··· Data for processing

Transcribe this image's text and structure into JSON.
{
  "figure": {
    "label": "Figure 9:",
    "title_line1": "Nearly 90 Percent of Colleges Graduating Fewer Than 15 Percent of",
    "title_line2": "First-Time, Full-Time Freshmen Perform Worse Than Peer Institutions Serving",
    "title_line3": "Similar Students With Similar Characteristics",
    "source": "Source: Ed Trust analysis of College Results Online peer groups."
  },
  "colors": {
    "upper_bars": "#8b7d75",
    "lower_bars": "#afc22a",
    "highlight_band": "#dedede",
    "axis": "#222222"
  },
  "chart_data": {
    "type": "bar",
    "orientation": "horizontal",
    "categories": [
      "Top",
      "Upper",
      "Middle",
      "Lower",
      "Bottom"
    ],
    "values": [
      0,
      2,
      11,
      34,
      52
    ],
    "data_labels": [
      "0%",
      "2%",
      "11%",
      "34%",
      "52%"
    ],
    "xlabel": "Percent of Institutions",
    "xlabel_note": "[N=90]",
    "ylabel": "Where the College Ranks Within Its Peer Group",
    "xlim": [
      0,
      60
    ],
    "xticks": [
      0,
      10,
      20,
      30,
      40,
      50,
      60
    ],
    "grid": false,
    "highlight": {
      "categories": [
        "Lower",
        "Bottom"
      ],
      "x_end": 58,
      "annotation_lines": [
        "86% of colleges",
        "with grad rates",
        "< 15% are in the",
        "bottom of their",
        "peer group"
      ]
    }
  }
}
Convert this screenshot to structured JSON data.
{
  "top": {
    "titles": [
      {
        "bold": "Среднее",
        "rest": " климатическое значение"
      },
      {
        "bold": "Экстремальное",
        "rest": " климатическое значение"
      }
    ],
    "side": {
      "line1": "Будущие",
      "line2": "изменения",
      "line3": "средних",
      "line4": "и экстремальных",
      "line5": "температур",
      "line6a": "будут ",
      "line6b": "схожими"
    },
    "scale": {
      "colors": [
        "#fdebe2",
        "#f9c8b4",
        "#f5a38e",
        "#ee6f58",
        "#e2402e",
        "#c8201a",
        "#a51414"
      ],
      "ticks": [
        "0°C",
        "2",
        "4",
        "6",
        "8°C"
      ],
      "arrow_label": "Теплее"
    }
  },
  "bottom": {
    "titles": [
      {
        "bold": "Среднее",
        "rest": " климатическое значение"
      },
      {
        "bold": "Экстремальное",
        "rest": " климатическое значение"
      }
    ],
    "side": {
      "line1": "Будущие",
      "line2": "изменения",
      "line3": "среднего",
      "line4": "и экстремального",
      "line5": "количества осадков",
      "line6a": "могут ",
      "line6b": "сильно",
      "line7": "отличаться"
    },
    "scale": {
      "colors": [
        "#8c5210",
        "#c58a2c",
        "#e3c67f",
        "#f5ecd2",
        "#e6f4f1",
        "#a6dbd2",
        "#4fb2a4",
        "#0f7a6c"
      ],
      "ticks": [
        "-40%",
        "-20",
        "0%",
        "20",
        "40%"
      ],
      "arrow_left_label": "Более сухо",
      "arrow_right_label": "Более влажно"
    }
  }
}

······

| Instructions to follow |
Each line of the material must be restated exactly.

| Response below |
Transcribe this image's text and structure into JSON.
{
  "figure": {
    "label": "Figure 9:",
    "title_line1": "Nearly 90 Percent of Colleges Graduating Fewer Than 15 Percent of",
    "title_line2": "First-Time, Full-Time Freshmen Perform Worse Than Peer Institutions Serving",
    "title_line3": "Similar Students With Similar Characteristics",
    "source": "Source: Ed Trust analysis of College Results Online peer groups."
  },
  "colors": {
    "upper_bars": "#8b7d75",
    "lower_bars": "#afc22a",
    "highlight_band": "#dedede",
    "axis": "#222222"
  },
  "chart_data": {
    "type": "bar",
    "orientation": "horizontal",
    "categories": [
      "Top",
      "Upper",
      "Middle",
      "Lower",
      "Bottom"
    ],
    "values": [
      0,
      2,
      11,
      34,
      52
    ],
    "data_labels": [
      "0%",
      "2%",
      "11%",
      "34%",
      "52%"
    ],
    "xlabel": "Percent of Institutions",
    "xlabel_note": "[N=90]",
    "ylabel": "Where the College Ranks Within Its Peer Group",
    "xlim": [
      0,
      60
    ],
    "xticks": [
      0,
      10,
      20,
      30,
      40,
      50,
      60
    ],
    "grid": false,
    "highlight": {
      "categories": [
        "Lower",
        "Bottom"
      ],
      "x_end": 58,
      "annotation_lines": [
        "86% of colleges",
        "with grad rates",
        "< 15% are in the",
        "bottom of their",
        "peer group"
      ]
    }
  }
}
Convert this screenshot to structured JSON data.
{
  "top": {
    "titles": [
      {
        "bold": "Среднее",
        "rest": " климатическое значение"
      },
      {
        "bold": "Экстремальное",
        "rest": " климатическое значение"
      }
    ],
    "side": {
      "line1": "Будущие",
      "line2": "изменения",
      "line3": "средних",
      "line4": "и экстремальных",
      "line5": "температур",
      "line6a": "будут ",
      "line6b": "схожими"
    },
    "scale": {
      "colors": [
        "#fdebe2",
        "#f9c8b4",
        "#f5a38e",
        "#ee6f58",
        "#e2402e",
        "#c8201a",
        "#a51414"
      ],
      "ticks": [
        "0°C",
        "2",
        "4",
        "6",
        "8°C"
      ],
      "arrow_label": "Теплее"
    }
  },
  "bottom": {
    "titles": [
      {
        "bold": "Среднее",
        "rest": " климатическое значение"
      },
      {
        "bold": "Экстремальное",
        "rest": " климатическое значение"
      }
    ],
    "side": {
      "line1": "Будущие",
      "line2": "изменения",
      "line3": "среднего",
      "line4": "и экстремального",
      "line5": "количества осадков",
      "line6a": "могут ",
      "line6b": "сильно",
      "line7": "отличаться"
    },
    "scale": {
      "colors": [
        "#8c5210",
        "#c58a2c",
        "#e3c67f",
        "#f5ecd2",
        "#e6f4f1",
        "#a6dbd2",
        "#4fb2a4",
        "#0f7a6c"
      ],
      "ticks": [
        "-40%",
        "-20",
        "0%",
        "20",
        "40%"
      ],
      "arrow_left_label": "Более сухо",
      "arrow_right_label": "Более влажно"
    }
  }
}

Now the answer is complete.